Instructions for the task » Return the listing word for word, as given.

Data records »
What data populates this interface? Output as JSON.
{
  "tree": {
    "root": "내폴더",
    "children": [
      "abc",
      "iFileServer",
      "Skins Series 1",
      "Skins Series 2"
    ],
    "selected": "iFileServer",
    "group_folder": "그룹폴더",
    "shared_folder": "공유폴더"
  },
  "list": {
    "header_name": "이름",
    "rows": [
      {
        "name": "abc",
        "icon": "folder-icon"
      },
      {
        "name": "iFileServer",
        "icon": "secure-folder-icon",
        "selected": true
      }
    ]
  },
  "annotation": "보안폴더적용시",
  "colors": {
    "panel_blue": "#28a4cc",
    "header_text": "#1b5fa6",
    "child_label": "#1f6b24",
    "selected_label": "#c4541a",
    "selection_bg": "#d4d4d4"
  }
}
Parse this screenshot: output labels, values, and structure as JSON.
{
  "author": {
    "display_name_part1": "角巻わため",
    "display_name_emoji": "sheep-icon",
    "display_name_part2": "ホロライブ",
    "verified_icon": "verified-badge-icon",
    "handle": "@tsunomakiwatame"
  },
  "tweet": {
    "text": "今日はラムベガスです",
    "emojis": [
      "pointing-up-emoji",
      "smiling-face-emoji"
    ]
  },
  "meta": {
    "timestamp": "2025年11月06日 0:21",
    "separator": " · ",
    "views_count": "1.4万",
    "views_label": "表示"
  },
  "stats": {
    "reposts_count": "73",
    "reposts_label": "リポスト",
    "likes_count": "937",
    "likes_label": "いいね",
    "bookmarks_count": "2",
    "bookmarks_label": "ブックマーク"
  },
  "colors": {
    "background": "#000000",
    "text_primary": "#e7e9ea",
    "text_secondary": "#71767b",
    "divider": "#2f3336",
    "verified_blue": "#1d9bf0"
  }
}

Reply to the exercise »
What data populates this interface? Output as JSON.
{
  "tree": {
    "root": "내폴더",
    "children": [
      "abc",
      "iFileServer",
      "Skins Series 1",
      "Skins Series 2"
    ],
    "selected": "iFileServer",
    "group_folder": "그룹폴더",
    "shared_folder": "공유폴더"
  },
  "list": {
    "header_name": "이름",
    "rows": [
      {
        "name": "abc",
        "icon": "folder-icon"
      },
      {
        "name": "iFileServer",
        "icon": "secure-folder-icon",
        "selected": true
      }
    ]
  },
  "annotation": "보안폴더적용시",
  "colors": {
    "panel_blue": "#28a4cc",
    "header_text": "#1b5fa6",
    "child_label": "#1f6b24",
    "selected_label": "#c4541a",
    "selection_bg": "#d4d4d4"
  }
}
Parse this screenshot: output labels, values, and structure as JSON.
{
  "author": {
    "display_name_part1": "角巻わため",
    "display_name_emoji": "sheep-icon",
    "display_name_part2": "ホロライブ",
    "verified_icon": "verified-badge-icon",
    "handle": "@tsunomakiwatame"
  },
  "tweet": {
    "text": "今日はラムベガスです",
    "emojis": [
      "pointing-up-emoji",
      "smiling-face-emoji"
    ]
  },
  "meta": {
    "timestamp": "2025年11月06日 0:21",
    "separator": " · ",
    "views_count": "1.4万",
    "views_label": "表示"
  },
  "stats": {
    "reposts_count": "73",
    "reposts_label": "リポスト",
    "likes_count": "937",
    "likes_label": "いいね",
    "bookmarks_count": "2",
    "bookmarks_label": "ブックマーク"
  },
  "colors": {
    "background": "#000000",
    "text_primary": "#e7e9ea",
    "text_secondary": "#71767b",
    "divider": "#2f3336",
    "verified_blue": "#1d9bf0"
  }
}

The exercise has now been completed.